Record extracts ▸
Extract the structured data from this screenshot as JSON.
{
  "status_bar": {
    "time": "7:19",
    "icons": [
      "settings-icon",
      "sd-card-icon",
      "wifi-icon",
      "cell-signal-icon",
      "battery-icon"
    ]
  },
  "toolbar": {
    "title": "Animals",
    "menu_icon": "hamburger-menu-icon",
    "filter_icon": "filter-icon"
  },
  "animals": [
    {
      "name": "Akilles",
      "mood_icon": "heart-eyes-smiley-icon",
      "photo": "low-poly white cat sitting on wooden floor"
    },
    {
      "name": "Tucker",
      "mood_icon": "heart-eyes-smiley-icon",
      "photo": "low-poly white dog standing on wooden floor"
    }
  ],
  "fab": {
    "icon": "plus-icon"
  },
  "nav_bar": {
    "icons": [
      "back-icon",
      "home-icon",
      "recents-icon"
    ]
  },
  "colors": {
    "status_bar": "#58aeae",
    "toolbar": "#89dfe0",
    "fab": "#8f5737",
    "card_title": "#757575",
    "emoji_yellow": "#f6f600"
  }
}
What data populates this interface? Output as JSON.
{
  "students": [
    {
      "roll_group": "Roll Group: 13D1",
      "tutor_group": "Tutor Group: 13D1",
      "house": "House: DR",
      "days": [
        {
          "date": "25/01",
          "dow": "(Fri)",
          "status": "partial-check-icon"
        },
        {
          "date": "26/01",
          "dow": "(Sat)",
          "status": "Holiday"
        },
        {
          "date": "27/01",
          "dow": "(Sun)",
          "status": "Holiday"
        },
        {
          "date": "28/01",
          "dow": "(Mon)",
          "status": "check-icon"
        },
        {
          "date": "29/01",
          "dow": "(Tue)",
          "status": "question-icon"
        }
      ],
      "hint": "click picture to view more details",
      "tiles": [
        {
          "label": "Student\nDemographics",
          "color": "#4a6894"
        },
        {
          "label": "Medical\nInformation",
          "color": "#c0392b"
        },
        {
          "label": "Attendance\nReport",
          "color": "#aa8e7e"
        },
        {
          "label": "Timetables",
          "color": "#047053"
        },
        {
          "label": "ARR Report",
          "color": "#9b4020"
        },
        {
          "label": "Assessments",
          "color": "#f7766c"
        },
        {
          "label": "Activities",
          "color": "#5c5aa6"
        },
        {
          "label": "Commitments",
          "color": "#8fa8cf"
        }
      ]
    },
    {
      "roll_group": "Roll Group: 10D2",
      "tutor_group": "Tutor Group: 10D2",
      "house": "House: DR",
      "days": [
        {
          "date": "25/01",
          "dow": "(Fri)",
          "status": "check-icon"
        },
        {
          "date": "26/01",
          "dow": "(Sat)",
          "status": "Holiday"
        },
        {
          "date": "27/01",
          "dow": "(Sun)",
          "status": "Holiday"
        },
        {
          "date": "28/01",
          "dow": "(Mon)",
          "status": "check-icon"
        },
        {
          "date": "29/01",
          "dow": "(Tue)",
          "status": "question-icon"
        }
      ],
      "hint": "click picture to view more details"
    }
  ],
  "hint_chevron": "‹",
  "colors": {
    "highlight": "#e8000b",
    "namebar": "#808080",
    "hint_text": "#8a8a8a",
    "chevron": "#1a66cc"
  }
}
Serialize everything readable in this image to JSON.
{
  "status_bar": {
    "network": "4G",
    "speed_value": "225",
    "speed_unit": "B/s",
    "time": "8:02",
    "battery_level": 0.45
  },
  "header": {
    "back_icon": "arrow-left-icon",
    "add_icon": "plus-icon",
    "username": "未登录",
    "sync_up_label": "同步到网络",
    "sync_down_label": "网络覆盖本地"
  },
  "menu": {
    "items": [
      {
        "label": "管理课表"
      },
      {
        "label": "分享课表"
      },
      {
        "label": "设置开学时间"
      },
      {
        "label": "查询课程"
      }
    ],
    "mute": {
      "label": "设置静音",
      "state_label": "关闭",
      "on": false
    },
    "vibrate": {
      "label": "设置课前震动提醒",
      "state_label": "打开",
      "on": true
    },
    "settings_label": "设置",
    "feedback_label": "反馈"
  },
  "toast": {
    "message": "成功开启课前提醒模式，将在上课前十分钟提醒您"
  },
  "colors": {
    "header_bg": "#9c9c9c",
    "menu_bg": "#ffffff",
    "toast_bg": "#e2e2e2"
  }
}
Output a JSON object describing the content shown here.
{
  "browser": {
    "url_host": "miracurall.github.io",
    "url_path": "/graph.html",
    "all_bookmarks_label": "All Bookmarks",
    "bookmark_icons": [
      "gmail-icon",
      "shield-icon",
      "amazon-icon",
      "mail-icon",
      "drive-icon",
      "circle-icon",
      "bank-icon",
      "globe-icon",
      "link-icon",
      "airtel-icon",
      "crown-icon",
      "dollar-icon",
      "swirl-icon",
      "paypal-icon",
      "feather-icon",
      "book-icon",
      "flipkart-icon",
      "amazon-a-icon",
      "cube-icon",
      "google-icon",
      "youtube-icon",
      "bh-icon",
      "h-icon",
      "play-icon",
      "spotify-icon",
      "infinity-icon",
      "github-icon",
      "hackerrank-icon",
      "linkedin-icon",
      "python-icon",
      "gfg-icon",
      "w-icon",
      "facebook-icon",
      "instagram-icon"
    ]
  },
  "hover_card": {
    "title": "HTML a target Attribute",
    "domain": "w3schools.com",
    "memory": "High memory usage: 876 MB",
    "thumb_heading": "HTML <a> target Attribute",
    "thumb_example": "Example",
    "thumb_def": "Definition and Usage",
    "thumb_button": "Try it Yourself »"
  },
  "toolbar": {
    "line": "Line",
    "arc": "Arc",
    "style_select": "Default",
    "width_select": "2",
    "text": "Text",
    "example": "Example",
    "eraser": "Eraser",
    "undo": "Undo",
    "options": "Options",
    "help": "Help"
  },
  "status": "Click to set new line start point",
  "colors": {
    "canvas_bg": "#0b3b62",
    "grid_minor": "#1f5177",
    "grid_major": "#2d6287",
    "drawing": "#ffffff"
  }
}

Goal ▸ Write out the records above again, keeping each one identical to the original.

Written solution ▸
Extract the structured data from this screenshot as JSON.
{
  "status_bar": {
    "time": "7:19",
    "icons": [
      "settings-icon",
      "sd-card-icon",
      "wifi-icon",
      "cell-signal-icon",
      "battery-icon"
    ]
  },
  "toolbar": {
    "title": "Animals",
    "menu_icon": "hamburger-menu-icon",
    "filter_icon": "filter-icon"
  },
  "animals": [
    {
      "name": "Akilles",
      "mood_icon": "heart-eyes-smiley-icon",
      "photo": "low-poly white cat sitting on wooden floor"
    },
    {
      "name": "Tucker",
      "mood_icon": "heart-eyes-smiley-icon",
      "photo": "low-poly white dog standing on wooden floor"
    }
  ],
  "fab": {
    "icon": "plus-icon"
  },
  "nav_bar": {
    "icons": [
      "back-icon",
      "home-icon",
      "recents-icon"
    ]
  },
  "colors": {
    "status_bar": "#58aeae",
    "toolbar": "#89dfe0",
    "fab": "#8f5737",
    "card_title": "#757575",
    "emoji_yellow": "#f6f600"
  }
}
What data populates this interface? Output as JSON.
{
  "students": [
    {
      "roll_group": "Roll Group: 13D1",
      "tutor_group": "Tutor Group: 13D1",
      "house": "House: DR",
      "days": [
        {
          "date": "25/01",
          "dow": "(Fri)",
          "status": "partial-check-icon"
        },
        {
          "date": "26/01",
          "dow": "(Sat)",
          "status": "Holiday"
        },
        {
          "date": "27/01",
          "dow": "(Sun)",
          "status": "Holiday"
        },
        {
          "date": "28/01",
          "dow": "(Mon)",
          "status": "check-icon"
        },
        {
          "date": "29/01",
          "dow": "(Tue)",
          "status": "question-icon"
        }
      ],
      "hint": "click picture to view more details",
      "tiles": [
        {
          "label": "Student\nDemographics",
          "color": "#4a6894"
        },
        {
          "label": "Medical\nInformation",
          "color": "#c0392b"
        },
        {
          "label": "Attendance\nReport",
          "color": "#aa8e7e"
        },
        {
          "label": "Timetables",
          "color": "#047053"
        },
        {
          "label": "ARR Report",
          "color": "#9b4020"
        },
        {
          "label": "Assessments",
          "color": "#f7766c"
        },
        {
          "label": "Activities",
          "color": "#5c5aa6"
        },
        {
          "label": "Commitments",
          "color": "#8fa8cf"
        }
      ]
    },
    {
      "roll_group": "Roll Group: 10D2",
      "tutor_group": "Tutor Group: 10D2",
      "house": "House: DR",
      "days": [
        {
          "date": "25/01",
          "dow": "(Fri)",
          "status": "check-icon"
        },
        {
          "date": "26/01",
          "dow": "(Sat)",
          "status": "Holiday"
        },
        {
          "date": "27/01",
          "dow": "(Sun)",
          "status": "Holiday"
        },
        {
          "date": "28/01",
          "dow": "(Mon)",
          "status": "check-icon"
        },
        {
          "date": "29/01",
          "dow": "(Tue)",
          "status": "question-icon"
        }
      ],
      "hint": "click picture to view more details"
    }
  ],
  "hint_chevron": "‹",
  "colors": {
    "highlight": "#e8000b",
    "namebar": "#808080",
    "hint_text": "#8a8a8a",
    "chevron": "#1a66cc"
  }
}
Serialize everything readable in this image to JSON.
{
  "status_bar": {
    "network": "4G",
    "speed_value": "225",
    "speed_unit": "B/s",
    "time": "8:02",
    "battery_level": 0.45
  },
  "header": {
    "back_icon": "arrow-left-icon",
    "add_icon": "plus-icon",
    "username": "未登录",
    "sync_up_label": "同步到网络",
    "sync_down_label": "网络覆盖本地"
  },
  "menu": {
    "items": [
      {
        "label": "管理课表"
      },
      {
        "label": "分享课表"
      },
      {
        "label": "设置开学时间"
      },
      {
        "label": "查询课程"
      }
    ],
    "mute": {
      "label": "设置静音",
      "state_label": "关闭",
      "on": false
    },
    "vibrate": {
      "label": "设置课前震动提醒",
      "state_label": "打开",
      "on": true
    },
    "settings_label": "设置",
    "feedback_label": "反馈"
  },
  "toast": {
    "message": "成功开启课前提醒模式，将在上课前十分钟提醒您"
  },
  "colors": {
    "header_bg": "#9c9c9c",
    "menu_bg": "#ffffff",
    "toast_bg": "#e2e2e2"
  }
}
Output a JSON object describing the content shown here.
{
  "browser": {
    "url_host": "miracurall.github.io",
    "url_path": "/graph.html",
    "all_bookmarks_label": "All Bookmarks",
    "bookmark_icons": [
      "gmail-icon",
      "shield-icon",
      "amazon-icon",
      "mail-icon",
      "drive-icon",
      "circle-icon",
      "bank-icon",
      "globe-icon",
      "link-icon",
      "airtel-icon",
      "crown-icon",
      "dollar-icon",
      "swirl-icon",
      "paypal-icon",
      "feather-icon",
      "book-icon",
      "flipkart-icon",
      "amazon-a-icon",
      "cube-icon",
      "google-icon",
      "youtube-icon",
      "bh-icon",
      "h-icon",
      "play-icon",
      "spotify-icon",
      "infinity-icon",
      "github-icon",
      "hackerrank-icon",
      "linkedin-icon",
      "python-icon",
      "gfg-icon",
      "w-icon",
      "facebook-icon",
      "instagram-icon"
    ]
  },
  "hover_card": {
    "title": "HTML a target Attribute",
    "domain": "w3schools.com",
    "memory": "High memory usage: 876 MB",
    "thumb_heading": "HTML <a> target Attribute",
    "thumb_example": "Example",
    "thumb_def": "Definition and Usage",
    "thumb_button": "Try it Yourself »"
  },
  "toolbar": {
    "line": "Line",
    "arc": "Arc",
    "style_select": "Default",
    "width_select": "2",
    "text": "Text",
    "example": "Example",
    "eraser": "Eraser",
    "undo": "Undo",
    "options": "Options",
    "help": "Help"
  },
  "status": "Click to set new line start point",
  "colors": {
    "canvas_bg": "#0b3b62",
    "grid_minor": "#1f5177",
    "grid_major": "#2d6287",
    "drawing": "#ffffff"
  }
}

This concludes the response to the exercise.